[Stated problem]
Pick every line from the data that holds the word "thực".

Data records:
## BEGIN
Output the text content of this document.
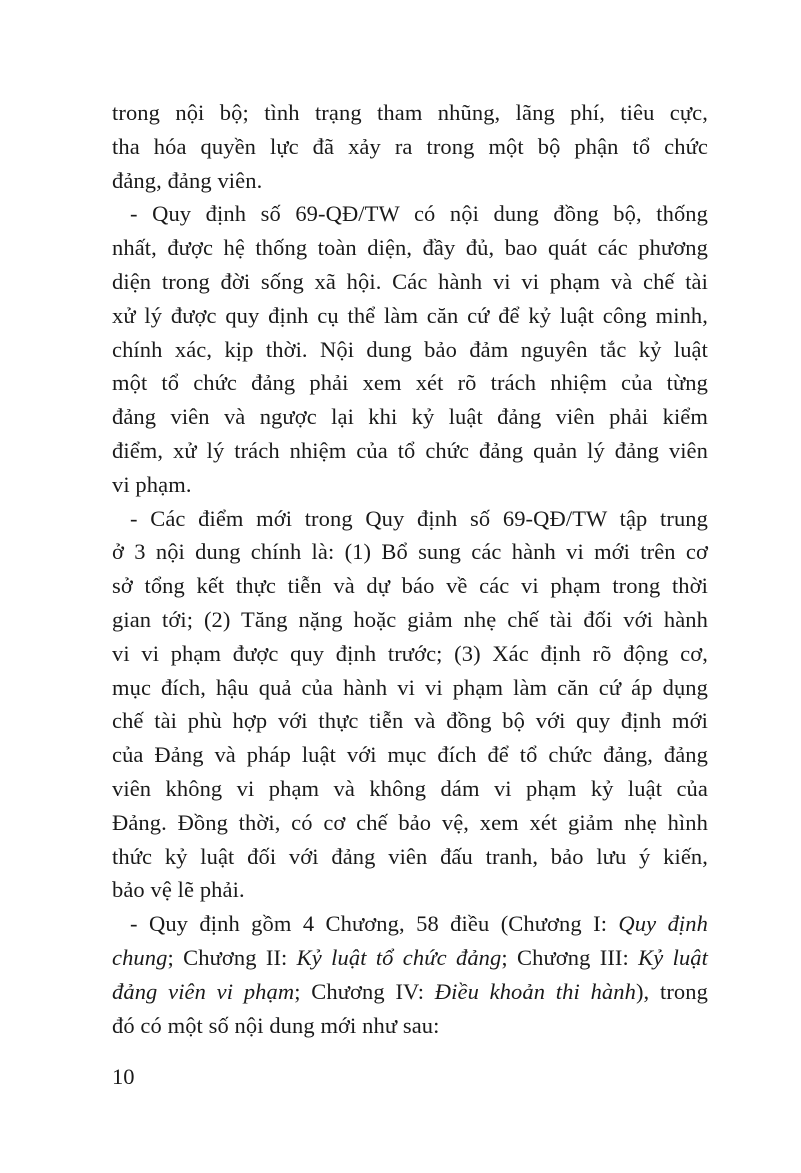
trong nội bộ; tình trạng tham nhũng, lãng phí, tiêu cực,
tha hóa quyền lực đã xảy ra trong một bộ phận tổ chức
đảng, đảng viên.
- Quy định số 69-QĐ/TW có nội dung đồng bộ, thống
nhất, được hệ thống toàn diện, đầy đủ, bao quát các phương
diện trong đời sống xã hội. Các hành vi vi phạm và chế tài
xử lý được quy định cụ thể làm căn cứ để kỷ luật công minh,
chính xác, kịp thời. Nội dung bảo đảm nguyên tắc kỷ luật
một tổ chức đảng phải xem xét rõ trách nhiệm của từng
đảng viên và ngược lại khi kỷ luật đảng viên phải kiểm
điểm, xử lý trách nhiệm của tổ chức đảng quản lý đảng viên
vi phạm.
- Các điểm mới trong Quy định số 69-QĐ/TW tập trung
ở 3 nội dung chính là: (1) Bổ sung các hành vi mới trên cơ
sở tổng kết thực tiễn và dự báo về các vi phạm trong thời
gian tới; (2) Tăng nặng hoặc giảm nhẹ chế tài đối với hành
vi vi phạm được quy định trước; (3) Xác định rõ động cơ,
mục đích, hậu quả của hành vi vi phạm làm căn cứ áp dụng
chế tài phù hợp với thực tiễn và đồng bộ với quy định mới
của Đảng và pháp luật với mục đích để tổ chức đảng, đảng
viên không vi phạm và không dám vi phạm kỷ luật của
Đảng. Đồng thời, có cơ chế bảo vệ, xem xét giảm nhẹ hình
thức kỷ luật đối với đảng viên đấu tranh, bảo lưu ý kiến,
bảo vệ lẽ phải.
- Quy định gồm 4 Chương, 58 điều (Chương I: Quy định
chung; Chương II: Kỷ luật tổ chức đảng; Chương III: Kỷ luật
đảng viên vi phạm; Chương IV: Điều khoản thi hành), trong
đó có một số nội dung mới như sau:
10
## END
## BEGIN
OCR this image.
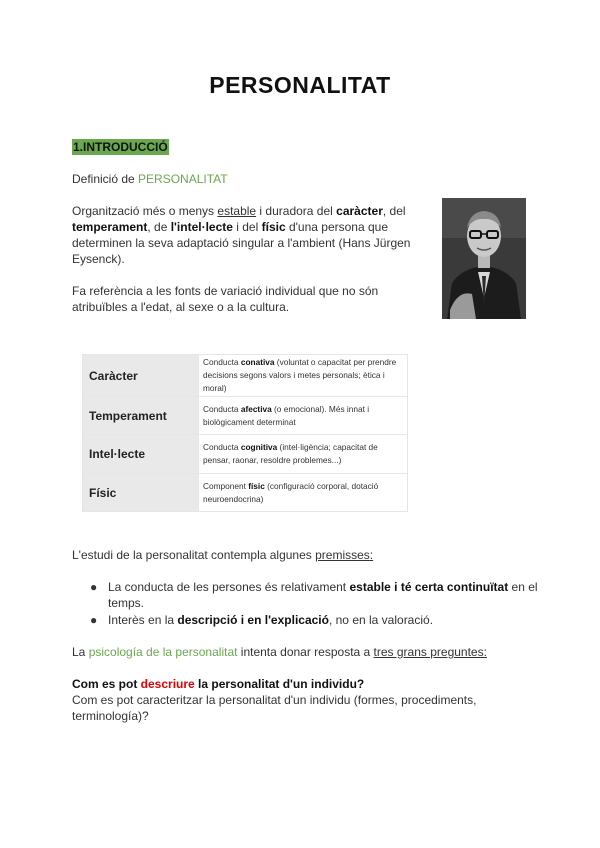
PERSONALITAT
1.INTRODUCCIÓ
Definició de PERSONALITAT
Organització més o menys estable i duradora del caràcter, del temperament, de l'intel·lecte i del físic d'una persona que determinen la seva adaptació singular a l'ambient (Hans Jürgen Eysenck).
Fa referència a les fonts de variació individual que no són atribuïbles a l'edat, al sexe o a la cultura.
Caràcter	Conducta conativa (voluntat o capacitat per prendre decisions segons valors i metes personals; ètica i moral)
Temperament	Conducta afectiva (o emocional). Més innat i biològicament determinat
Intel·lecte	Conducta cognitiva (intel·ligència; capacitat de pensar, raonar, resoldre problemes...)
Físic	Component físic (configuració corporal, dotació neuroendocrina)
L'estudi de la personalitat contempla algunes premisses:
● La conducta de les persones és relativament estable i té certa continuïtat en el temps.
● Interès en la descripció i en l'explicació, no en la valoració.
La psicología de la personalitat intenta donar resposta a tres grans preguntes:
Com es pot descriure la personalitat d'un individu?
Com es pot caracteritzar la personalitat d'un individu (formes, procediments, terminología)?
## END
## BEGIN
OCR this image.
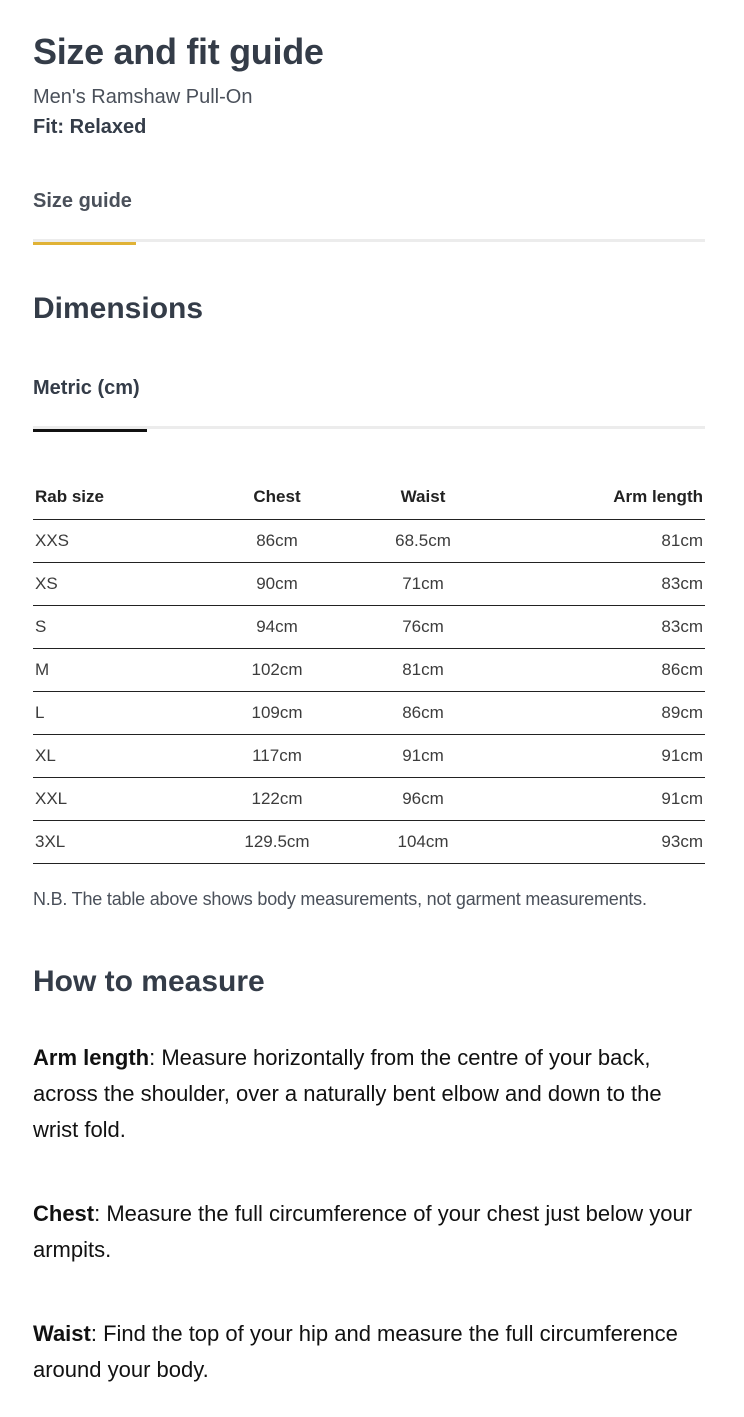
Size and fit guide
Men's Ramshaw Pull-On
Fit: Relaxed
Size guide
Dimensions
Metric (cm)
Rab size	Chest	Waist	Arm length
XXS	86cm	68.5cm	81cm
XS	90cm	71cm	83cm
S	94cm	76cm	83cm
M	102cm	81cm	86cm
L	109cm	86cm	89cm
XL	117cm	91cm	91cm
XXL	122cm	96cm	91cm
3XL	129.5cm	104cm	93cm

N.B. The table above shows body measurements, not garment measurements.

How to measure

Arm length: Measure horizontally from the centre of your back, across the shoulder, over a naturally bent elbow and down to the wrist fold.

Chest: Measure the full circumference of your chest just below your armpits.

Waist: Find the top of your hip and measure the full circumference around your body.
## END
[Answer to this problem]
sở tổng kết thực tiễn và dự báo về các vi phạm trong thời
chế tài phù hợp với thực tiễn và đồng bộ với quy định mới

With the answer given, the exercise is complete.